- [WHAT IS ASKED] In your copy, repeat the records exactly and leave out the pictures.
— START OF RECORDS FOR THE EXERCISE —
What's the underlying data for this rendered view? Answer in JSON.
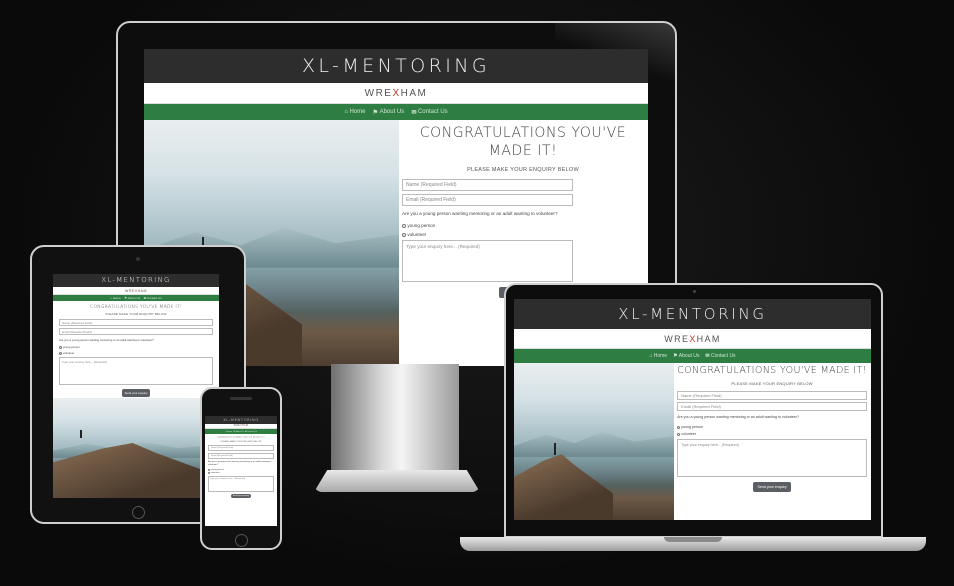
{
  "site": {
    "title": "XL-MENTORING",
    "subtitle_pre": "WRE",
    "subtitle_x": "X",
    "subtitle_post": "HAM",
    "nav": [
      {
        "label": "Home",
        "icon": "home-icon"
      },
      {
        "label": "About Us",
        "icon": "flag-icon"
      },
      {
        "label": "Contact Us",
        "icon": "mail-icon"
      }
    ],
    "heading_monitor_line1": "CONGRATULATIONS YOU'VE",
    "heading_monitor_line2": "MADE IT!",
    "heading_laptop": "CONGRATULATIONS YOU'VE MADE IT!",
    "heading_tablet": "CONGRATULATIONS YOU'VE MADE IT!",
    "heading_phone": "CONGRATULATIONS YOU'VE MADE IT!",
    "prompt": "PLEASE MAKE YOUR ENQUIRY BELOW",
    "name_placeholder": "Name (Required Field)",
    "email_placeholder": "Email (Required Field)",
    "question": "Are you a young person wanting mentoring or an adult wanting to volunteer?",
    "options": [
      "young person",
      "volunteer"
    ],
    "enquiry_placeholder": "Type your enquiry here... (Required)",
    "submit_label": "Send your enquiry"
  },
  "colors": {
    "header_bg": "#2d2d2d",
    "nav_bg": "#2e7d43",
    "accent_x": "#c0392b",
    "button_bg": "#5b5f63"
  }
}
— END OF RECORDS FOR THE EXERCISE —
- [CORRECT OUTPUT]
What's the underlying data for this rendered view? Answer in JSON.
{
  "site": {
    "title": "XL-MENTORING",
    "subtitle_pre": "WRE",
    "subtitle_x": "X",
    "subtitle_post": "HAM",
    "nav": [
      {
        "label": "Home",
        "icon": "home-icon"
      },
      {
        "label": "About Us",
        "icon": "flag-icon"
      },
      {
        "label": "Contact Us",
        "icon": "mail-icon"
      }
    ],
    "heading_monitor_line1": "CONGRATULATIONS YOU'VE",
    "heading_monitor_line2": "MADE IT!",
    "heading_laptop": "CONGRATULATIONS YOU'VE MADE IT!",
    "heading_tablet": "CONGRATULATIONS YOU'VE MADE IT!",
    "heading_phone": "CONGRATULATIONS YOU'VE MADE IT!",
    "prompt": "PLEASE MAKE YOUR ENQUIRY BELOW",
    "name_placeholder": "Name (Required Field)",
    "email_placeholder": "Email (Required Field)",
    "question": "Are you a young person wanting mentoring or an adult wanting to volunteer?",
    "options": [
      "young person",
      "volunteer"
    ],
    "enquiry_placeholder": "Type your enquiry here... (Required)",
    "submit_label": "Send your enquiry"
  },
  "colors": {
    "header_bg": "#2d2d2d",
    "nav_bg": "#2e7d43",
    "accent_x": "#c0392b",
    "button_bg": "#5b5f63"
  }
}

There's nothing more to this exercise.